§ **WHAT THE TASK ASKS**
In the listing below, find every line containing "ἀπαιτεῖται" and copy it out.

§ **EXCERPTED DATA**

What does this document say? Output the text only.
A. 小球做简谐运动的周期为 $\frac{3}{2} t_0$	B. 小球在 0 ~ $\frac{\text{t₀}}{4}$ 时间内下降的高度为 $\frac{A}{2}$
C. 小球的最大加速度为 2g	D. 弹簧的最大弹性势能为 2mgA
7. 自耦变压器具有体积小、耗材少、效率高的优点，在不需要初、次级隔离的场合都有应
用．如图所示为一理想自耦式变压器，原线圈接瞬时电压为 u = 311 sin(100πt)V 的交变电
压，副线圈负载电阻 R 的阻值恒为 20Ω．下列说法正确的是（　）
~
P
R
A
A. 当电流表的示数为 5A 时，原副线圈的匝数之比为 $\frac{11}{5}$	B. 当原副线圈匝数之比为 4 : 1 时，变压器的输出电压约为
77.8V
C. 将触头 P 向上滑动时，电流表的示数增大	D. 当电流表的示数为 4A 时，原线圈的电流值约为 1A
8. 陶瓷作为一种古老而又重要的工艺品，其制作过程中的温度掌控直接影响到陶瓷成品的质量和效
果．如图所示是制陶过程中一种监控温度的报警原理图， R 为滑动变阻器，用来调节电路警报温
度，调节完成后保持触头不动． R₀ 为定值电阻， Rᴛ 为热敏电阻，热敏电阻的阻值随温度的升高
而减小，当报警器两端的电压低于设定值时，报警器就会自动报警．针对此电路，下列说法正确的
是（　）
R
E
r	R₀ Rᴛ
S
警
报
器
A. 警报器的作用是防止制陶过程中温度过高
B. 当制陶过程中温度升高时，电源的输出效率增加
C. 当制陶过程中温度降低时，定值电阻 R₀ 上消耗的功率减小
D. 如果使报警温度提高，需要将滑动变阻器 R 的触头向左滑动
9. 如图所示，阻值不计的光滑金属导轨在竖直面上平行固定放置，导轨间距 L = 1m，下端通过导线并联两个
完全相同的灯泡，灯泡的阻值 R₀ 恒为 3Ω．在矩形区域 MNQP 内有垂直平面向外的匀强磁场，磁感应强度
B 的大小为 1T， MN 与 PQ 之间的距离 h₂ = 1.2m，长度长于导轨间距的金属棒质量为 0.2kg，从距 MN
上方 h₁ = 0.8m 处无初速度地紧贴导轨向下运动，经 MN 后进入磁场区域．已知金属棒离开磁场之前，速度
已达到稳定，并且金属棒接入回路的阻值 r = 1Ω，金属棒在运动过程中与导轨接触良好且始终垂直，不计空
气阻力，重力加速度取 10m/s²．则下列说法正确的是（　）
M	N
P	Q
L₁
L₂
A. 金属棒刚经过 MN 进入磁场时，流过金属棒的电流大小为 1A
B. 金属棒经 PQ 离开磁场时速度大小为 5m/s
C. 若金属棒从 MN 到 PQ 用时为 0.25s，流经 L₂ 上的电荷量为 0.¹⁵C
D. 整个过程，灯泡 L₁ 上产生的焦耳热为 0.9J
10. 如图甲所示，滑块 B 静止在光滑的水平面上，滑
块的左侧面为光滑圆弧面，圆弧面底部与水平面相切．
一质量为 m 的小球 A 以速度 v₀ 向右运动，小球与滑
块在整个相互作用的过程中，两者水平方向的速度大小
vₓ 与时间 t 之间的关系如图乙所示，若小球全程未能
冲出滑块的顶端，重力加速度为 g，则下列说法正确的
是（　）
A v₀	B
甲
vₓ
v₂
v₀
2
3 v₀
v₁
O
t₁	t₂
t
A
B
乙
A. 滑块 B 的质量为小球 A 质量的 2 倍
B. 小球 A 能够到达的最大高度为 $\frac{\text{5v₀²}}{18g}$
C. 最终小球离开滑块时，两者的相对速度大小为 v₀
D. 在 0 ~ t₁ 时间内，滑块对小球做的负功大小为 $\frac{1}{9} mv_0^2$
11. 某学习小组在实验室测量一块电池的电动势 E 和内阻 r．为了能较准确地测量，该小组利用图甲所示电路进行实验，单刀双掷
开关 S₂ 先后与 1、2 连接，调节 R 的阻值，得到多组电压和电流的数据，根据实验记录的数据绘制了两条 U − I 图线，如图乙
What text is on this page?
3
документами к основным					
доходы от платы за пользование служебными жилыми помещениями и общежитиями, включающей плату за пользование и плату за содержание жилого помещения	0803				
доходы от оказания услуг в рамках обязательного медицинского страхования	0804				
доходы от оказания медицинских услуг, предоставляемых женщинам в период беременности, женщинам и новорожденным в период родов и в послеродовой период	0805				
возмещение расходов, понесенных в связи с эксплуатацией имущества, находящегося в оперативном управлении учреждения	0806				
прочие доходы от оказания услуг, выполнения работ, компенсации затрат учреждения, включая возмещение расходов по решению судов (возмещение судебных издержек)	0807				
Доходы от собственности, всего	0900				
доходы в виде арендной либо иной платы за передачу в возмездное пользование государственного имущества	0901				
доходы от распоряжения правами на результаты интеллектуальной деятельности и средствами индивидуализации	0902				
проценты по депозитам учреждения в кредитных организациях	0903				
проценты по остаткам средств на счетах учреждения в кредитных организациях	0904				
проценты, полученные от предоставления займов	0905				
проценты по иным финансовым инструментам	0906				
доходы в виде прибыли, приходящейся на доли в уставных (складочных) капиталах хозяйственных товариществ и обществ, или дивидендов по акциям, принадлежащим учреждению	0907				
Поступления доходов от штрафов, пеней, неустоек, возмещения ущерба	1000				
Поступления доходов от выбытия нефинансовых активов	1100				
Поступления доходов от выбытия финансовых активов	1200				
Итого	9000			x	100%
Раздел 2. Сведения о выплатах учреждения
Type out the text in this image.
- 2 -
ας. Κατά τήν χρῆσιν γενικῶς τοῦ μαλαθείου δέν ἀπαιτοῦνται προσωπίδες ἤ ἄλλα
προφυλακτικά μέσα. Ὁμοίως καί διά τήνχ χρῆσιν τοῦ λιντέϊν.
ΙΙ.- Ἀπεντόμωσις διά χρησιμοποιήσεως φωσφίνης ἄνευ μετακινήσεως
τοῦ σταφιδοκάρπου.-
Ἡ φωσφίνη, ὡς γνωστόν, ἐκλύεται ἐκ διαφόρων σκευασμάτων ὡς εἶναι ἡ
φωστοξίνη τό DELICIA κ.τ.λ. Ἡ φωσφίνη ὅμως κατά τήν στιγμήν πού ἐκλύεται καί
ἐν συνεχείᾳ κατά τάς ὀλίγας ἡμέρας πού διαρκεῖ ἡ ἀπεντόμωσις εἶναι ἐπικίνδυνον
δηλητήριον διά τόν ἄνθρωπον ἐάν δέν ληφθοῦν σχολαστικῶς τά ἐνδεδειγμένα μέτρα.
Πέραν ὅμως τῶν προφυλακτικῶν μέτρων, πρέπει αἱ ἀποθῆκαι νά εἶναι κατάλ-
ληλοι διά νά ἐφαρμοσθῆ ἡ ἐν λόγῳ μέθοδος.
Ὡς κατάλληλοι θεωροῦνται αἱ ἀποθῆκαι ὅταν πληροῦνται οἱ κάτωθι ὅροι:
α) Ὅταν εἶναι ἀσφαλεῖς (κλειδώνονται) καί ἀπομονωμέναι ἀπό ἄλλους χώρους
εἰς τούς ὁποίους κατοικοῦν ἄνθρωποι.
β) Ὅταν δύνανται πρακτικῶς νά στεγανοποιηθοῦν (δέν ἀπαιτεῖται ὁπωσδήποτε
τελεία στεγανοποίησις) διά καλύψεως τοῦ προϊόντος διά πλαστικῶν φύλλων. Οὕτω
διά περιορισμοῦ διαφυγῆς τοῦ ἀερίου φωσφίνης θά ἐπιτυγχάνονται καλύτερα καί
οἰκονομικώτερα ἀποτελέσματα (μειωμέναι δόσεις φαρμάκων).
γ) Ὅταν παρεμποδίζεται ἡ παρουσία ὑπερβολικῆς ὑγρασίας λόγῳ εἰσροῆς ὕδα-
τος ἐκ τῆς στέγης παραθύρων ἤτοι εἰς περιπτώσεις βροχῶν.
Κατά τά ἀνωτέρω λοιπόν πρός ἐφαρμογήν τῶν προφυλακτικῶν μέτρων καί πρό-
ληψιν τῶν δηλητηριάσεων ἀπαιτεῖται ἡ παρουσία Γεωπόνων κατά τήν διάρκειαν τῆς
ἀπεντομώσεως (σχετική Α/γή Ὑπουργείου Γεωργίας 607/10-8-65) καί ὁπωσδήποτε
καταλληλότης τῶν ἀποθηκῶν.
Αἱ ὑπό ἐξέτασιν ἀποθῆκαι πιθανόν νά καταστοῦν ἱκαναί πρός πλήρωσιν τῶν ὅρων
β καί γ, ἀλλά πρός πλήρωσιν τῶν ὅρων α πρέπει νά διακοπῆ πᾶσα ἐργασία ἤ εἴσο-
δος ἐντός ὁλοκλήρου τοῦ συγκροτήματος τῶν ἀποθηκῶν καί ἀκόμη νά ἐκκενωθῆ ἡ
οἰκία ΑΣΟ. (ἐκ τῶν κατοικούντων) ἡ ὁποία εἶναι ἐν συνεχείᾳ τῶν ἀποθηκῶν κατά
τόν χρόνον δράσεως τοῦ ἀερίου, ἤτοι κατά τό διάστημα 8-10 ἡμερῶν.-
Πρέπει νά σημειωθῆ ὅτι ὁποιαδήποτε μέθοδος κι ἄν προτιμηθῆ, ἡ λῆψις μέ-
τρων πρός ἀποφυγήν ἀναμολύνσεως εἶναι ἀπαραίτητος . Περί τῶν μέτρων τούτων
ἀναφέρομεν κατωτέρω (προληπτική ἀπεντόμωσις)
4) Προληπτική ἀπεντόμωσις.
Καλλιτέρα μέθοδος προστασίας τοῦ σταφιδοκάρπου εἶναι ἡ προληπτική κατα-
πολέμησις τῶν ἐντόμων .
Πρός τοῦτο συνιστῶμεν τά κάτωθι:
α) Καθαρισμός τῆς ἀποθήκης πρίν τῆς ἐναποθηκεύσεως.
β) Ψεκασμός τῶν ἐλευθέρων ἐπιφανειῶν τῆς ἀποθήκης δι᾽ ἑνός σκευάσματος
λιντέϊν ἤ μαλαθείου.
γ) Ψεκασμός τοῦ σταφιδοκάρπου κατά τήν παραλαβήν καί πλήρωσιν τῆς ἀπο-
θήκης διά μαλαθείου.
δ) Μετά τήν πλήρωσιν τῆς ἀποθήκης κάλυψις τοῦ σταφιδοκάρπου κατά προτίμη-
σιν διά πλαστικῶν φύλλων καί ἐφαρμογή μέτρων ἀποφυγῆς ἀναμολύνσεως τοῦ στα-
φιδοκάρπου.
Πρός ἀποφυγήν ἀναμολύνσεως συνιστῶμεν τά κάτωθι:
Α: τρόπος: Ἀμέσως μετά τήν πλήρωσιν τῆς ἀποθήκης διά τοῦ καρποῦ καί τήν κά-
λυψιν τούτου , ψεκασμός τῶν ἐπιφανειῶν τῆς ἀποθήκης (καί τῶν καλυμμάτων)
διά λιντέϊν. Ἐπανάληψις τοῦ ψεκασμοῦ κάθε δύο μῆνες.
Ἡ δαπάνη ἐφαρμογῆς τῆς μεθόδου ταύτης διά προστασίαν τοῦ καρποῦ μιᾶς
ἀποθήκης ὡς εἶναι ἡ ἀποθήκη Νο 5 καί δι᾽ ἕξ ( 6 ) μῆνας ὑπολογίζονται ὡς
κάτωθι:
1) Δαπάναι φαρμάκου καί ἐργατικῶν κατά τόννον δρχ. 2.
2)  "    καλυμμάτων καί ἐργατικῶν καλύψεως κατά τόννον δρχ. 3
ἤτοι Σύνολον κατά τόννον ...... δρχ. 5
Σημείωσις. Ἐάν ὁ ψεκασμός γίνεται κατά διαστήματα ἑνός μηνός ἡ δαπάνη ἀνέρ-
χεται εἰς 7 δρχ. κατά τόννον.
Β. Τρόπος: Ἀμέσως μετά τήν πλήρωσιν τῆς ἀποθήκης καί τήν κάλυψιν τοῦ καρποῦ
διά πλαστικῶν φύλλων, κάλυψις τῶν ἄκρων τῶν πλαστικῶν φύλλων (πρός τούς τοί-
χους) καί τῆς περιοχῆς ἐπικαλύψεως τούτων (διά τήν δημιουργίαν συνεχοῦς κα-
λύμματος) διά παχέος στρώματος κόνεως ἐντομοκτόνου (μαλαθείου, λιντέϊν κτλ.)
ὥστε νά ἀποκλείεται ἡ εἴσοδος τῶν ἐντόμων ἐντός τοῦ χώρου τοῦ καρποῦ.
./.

§ **OUTPUT FOR THIS EXERCISE**
β) Ὅταν δύνανται πρακτικῶς νά στεγανοποιηθοῦν (δέν ἀπαιτεῖται ὁπωσδήποτε
ληψιν τῶν δηλητηριάσεων ἀπαιτεῖται ἡ παρουσία Γεωπόνων κατά τήν διάρκειαν τῆς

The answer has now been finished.